Testatina

Lago di Braies

Situato ad una altitudine di 1469 m., il lago di Braies ha una estensione di 31 ettari ed è tra i laghi più profondi della provincia, la profondità massima è di 36 m. mentre la profondità media è di 17 m. La sua origine si deve allo sbarramento per frana. Il giro del lago si può compiere solo a piedi o con barca a remi. Per il colore blu intenso che contraddistingue le sue acque limpide e profonde e per la incantevole cornice dei monti che lo circondano, viene visitato ogni anno da numerosi turisti durante la stagione estiva.

Dove si trova: sito nella parte settentrionale del Parco Naturale Fanes-Sennes-Braies, il Lago di Braies è immerso nello splendido panorama dolomitico della Val di Braies. E' facilmente raggiungibile grazie ad una comoda strada che collega il lago alla statale pusterese tra Monguelfo e Villabassa.


Parco naturale Fanes-Sennes-Braies

Tra i più visitati e suggestivi della Provincia Autonoma di Bolzano, il Parco Naturale di Fanes-Sennes-Braies fiancheggia sul lato orientale la Val Badia, e si estende sino alla piana di Pratopiazza, sopra Landro.
Le aree di Fanes, Fodara Vedla e Sennes costituiscono il nucleo centrale di questo parco naturale che coinvolge, però, anche vasti territori dei comuni confinanti con quello di Marebbe, cioè dei comuni di Braies, di Valdaora, di LaValle e Badia. Con i suoi 25.680 ettari il parco naturale FANES-SENNES-BRAIES è inoltre uno dei parchi più vasti della regione, superato solamente da quello del "Gruppo di Tessa".
I punti di partenza per una possibile visita sono tanti: in Val Badia, San Cassiano, La Villa e Pedràces, nonchè La Valle. Segue San Vigilio di Marebbe (in fondo alla valle, a Pederu, un servizio di jeep-navetta estivo porta, regolarissimo, ai rifugi in quota), naturalmente anche Cortina d'Ampezzo (per raggiungere Sènnes anche qui, da Fiàmes, esiste la navetta). Dalla Val Pusteria: Valdaora , Monguelfo, Villabassa e Dobbiaco.
Anche da Bràies un servizio di navetta porta a Pratopiazza: Fra le attrattive maggiori nominiamo: la grotta dell'"ursus speleaus", la costiera rocciosa del Ciavàl e l'ospizio di Santa Croce, il "buco da chiudere" con i suoi camosci, il "parlamento delle marmotte", nonchè le vette maggiori che si ammireranno da varie prospettive, come la Croda Rossa, così ostile e minacciosa o il più pacifico Picco di Vallandro. E naturalmente lo smeraldino Lago di Braies.

> Consegna
Riporta parola per parola il passo del testo sul Lago di Braies che comincia con "Situato ad una" e termina con "la stagione estiva.".

> Record estratti

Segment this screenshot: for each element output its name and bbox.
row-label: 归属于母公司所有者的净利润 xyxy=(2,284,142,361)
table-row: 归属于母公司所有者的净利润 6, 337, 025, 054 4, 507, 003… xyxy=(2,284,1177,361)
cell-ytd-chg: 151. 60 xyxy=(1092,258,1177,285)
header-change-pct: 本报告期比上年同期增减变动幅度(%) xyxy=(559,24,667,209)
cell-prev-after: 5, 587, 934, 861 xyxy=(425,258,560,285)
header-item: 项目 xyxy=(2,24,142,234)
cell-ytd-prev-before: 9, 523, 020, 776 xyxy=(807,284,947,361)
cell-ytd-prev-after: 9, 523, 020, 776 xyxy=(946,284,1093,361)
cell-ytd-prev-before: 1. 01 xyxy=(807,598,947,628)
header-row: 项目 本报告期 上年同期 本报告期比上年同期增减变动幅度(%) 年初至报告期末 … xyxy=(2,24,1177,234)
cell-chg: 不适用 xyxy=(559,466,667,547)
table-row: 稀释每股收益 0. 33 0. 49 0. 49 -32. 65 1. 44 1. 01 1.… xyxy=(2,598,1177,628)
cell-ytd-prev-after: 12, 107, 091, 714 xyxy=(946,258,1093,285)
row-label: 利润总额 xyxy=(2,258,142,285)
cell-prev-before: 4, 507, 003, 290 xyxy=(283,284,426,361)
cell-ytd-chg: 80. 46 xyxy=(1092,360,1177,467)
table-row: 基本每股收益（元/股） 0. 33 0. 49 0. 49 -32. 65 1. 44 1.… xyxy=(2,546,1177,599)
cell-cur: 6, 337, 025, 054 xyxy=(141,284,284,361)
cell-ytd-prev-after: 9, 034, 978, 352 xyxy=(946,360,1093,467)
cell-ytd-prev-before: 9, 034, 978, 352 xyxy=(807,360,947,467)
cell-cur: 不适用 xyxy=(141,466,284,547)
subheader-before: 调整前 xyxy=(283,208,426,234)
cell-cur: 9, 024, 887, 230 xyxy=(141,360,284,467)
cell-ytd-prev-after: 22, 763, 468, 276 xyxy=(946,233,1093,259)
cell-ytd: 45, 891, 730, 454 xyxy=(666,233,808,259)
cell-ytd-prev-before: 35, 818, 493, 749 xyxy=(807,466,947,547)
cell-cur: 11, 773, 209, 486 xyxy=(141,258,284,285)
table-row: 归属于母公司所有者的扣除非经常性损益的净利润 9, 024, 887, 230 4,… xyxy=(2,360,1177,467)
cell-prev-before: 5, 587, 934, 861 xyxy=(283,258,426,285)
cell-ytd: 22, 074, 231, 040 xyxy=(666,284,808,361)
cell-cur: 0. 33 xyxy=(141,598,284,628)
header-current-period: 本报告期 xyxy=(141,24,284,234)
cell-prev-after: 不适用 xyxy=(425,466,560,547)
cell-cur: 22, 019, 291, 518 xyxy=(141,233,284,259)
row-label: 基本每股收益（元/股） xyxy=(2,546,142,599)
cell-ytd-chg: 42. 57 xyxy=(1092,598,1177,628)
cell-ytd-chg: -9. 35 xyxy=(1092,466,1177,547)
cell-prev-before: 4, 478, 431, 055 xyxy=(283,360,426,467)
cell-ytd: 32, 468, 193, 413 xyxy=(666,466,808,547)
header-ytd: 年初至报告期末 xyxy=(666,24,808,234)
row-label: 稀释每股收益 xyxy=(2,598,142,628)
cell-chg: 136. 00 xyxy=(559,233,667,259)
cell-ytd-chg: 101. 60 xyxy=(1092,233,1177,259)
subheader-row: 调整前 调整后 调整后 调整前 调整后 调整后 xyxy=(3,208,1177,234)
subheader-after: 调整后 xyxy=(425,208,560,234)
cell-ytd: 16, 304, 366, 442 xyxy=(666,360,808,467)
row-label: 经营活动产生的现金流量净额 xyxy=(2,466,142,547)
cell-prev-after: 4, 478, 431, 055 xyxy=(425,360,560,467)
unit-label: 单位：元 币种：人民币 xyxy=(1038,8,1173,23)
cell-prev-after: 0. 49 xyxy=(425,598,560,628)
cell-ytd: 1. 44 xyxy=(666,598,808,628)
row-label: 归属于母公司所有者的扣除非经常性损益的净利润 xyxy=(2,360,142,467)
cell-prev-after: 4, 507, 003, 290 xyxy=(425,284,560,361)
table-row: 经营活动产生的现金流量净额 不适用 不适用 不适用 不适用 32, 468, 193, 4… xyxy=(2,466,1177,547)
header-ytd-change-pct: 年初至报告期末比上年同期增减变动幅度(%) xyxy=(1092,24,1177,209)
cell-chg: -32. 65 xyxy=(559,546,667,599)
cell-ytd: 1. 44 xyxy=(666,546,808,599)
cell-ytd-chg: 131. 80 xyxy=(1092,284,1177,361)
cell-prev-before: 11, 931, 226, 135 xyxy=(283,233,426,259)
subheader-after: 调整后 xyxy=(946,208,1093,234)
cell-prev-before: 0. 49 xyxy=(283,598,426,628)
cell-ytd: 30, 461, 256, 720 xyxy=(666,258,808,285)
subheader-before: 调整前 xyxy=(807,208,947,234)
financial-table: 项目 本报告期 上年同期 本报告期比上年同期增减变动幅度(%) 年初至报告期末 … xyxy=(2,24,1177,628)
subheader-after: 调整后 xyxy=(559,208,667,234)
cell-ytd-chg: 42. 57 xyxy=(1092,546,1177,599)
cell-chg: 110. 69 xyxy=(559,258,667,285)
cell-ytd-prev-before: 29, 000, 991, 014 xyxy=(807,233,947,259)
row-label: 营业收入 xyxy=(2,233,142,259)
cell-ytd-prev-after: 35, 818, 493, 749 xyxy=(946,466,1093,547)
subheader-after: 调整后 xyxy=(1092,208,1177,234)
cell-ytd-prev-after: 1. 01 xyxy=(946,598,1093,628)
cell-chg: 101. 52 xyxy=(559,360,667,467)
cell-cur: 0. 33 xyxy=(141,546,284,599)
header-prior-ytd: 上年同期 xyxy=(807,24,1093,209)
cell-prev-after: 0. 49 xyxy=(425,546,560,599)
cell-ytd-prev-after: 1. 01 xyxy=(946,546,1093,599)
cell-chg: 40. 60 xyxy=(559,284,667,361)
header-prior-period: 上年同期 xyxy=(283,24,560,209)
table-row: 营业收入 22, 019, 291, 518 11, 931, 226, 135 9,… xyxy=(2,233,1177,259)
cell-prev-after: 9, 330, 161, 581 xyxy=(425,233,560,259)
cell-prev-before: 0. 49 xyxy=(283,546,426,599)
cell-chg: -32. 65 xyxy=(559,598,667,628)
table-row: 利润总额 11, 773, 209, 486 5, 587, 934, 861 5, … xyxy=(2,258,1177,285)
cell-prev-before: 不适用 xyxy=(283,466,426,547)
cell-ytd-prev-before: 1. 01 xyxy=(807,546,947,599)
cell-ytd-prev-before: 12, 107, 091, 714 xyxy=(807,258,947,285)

> Soluzione
Situato ad una altitudine di 1469 m., il lago di Braies ha una estensione di 31 ettari ed è tra i laghi più profondi della provincia, la profondità massima è di 36 m. mentre la profondità media è di 17 m. La sua origine si deve allo sbarramento per frana. Il giro del lago si può compiere solo a piedi o con barca a remi. Per il colore blu intenso che contraddistingue le sue acque limpide e profonde e per la incantevole cornice dei monti che lo circondano, viene visitato ogni anno da numerosi turisti durante la stagione estiva.